Extract below:
Filamin-a and rheological properties of cultured melanoma cells.

Here we report the rheological properties of cultured hsFLNa (filamin-A)-expressing (FIL+) and hsFLNa-deficient (FIL-) melanoma cells. Using magnetic twisting cytometry over a wide range of probing frequencies, and targeting either cortical or deeper cytoskeletal structures, we found that differences in stiffness of FIL+ versus FIL- cells were remarkably small. When probed through deep cytoskeletal structures, FIL+ cells were, at most, 30% stiffer than FIL- cells, whereas when probed through more peripheral cytoskeletal structures FIL- cells were not different except at very high frequencies. The loss tangent, expressed as an effective cytoskeletal temperature, was systematically greater in FIL- than FIL+ cells, but these differences were small and showed that the FIL+ cells were only slightly closer to a solidlike state. To quantify cytoskeletal remodeling, we measured spontaneous motions of beads bound to cortical cytoskeletal structures and found no difference in FIL+ versus FIL- cells. Although mechanical differences between FIL+ and FIL- cells were evident both in cortical and deeper structures, these differences were far smaller than expected based on measurements of the rheology of purified actin-filamin solutions. These findings do not rule out an important contribution of filamin to the mechanical properties of the cortical cytoskeleton, but suggest that effects of filamin in the cortex are not exerted on the length scale of the probe used here. These findings would appear to rule out any important contribution of filamin to the bulk mechanical properties of the cytoplasm, however. Although filamin is present in the cytoplasm, it may be inactive, its mechanical effects may be small compared with other crosslinkers, or mechanical properties of the matrix may be dominated by an overriding role of cytoskeletal prestress.
End of Extract.
(What to produce)
The abstract above ends with possible explanations for why filamin might not contribute to the bulk mechanics of the cytoplasm even though it is present there. List every explanation it gives.
Information supplied below:
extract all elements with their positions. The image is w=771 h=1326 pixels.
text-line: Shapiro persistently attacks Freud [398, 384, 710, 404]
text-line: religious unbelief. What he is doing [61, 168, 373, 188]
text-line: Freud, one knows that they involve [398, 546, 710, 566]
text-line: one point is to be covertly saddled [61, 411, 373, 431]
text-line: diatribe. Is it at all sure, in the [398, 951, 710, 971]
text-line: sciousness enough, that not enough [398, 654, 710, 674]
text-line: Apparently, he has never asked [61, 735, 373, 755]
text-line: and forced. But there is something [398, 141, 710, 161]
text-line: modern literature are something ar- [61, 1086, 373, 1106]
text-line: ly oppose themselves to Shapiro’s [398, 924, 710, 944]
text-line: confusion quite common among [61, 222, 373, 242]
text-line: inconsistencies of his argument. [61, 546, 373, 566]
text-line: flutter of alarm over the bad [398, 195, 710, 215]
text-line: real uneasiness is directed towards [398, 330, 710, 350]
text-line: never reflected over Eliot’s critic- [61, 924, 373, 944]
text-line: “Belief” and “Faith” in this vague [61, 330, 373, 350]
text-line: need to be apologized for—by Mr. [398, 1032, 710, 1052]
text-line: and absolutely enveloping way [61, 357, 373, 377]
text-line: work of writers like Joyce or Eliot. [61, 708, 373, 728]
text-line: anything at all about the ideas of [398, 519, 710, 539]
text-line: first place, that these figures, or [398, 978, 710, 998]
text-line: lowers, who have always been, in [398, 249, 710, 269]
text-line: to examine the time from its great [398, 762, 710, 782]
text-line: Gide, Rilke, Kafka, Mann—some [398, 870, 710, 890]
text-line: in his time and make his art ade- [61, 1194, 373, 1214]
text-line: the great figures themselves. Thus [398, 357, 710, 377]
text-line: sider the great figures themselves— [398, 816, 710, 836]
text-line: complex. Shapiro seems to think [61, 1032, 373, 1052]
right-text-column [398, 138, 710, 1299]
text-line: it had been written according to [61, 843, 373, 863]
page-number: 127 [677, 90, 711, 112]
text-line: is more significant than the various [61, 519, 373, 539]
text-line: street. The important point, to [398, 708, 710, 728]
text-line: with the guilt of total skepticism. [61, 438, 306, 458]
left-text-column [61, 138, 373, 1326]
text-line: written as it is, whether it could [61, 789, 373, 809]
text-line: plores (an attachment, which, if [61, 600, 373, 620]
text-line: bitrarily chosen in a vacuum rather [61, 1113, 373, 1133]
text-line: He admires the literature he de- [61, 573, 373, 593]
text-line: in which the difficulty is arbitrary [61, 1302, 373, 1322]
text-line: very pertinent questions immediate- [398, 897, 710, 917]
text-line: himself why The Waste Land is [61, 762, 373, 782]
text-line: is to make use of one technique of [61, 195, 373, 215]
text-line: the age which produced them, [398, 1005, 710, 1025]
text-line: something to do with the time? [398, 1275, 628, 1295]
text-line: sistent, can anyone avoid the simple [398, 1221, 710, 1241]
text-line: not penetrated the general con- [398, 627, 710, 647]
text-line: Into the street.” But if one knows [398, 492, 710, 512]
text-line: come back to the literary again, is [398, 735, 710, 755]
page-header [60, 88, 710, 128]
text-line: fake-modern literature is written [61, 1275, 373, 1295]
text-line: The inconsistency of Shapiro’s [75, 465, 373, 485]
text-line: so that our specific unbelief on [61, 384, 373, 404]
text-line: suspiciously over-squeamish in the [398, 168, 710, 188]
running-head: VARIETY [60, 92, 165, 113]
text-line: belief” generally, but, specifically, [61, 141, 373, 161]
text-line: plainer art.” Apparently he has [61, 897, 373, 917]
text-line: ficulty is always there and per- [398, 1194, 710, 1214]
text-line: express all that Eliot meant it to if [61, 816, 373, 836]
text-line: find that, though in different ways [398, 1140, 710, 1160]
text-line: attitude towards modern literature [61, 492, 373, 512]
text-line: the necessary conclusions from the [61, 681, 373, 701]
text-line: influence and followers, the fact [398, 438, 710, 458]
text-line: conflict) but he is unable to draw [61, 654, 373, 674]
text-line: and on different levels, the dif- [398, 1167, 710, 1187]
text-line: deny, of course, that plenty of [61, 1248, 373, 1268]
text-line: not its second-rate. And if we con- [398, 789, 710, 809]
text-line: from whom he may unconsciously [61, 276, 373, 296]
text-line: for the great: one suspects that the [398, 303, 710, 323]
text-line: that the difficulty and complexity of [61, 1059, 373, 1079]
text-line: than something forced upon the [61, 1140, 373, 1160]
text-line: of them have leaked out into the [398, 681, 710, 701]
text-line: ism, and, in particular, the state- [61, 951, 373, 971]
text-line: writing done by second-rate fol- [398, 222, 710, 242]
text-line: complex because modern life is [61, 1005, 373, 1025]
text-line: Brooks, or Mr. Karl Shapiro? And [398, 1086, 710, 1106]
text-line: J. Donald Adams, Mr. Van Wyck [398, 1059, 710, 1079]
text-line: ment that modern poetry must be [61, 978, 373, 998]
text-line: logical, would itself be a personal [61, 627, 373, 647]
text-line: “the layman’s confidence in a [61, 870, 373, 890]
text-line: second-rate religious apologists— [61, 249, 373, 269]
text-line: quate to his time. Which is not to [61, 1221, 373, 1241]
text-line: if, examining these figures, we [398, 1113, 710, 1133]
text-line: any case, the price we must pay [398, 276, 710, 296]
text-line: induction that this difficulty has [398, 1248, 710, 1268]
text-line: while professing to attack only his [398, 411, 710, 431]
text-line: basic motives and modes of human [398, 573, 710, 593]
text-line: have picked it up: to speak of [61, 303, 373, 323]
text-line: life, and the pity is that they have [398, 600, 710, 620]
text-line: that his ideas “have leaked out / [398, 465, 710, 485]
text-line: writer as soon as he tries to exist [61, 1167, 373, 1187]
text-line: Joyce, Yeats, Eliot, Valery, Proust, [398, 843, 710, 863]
End of Information supplied.
(Result for this task)
- Filamin in the cytoplasm may be inactive.
- Its mechanical effects may be small compared with other crosslinkers.
- Mechanical properties of the matrix may be dominated by an overriding role of cytoskeletal prestress.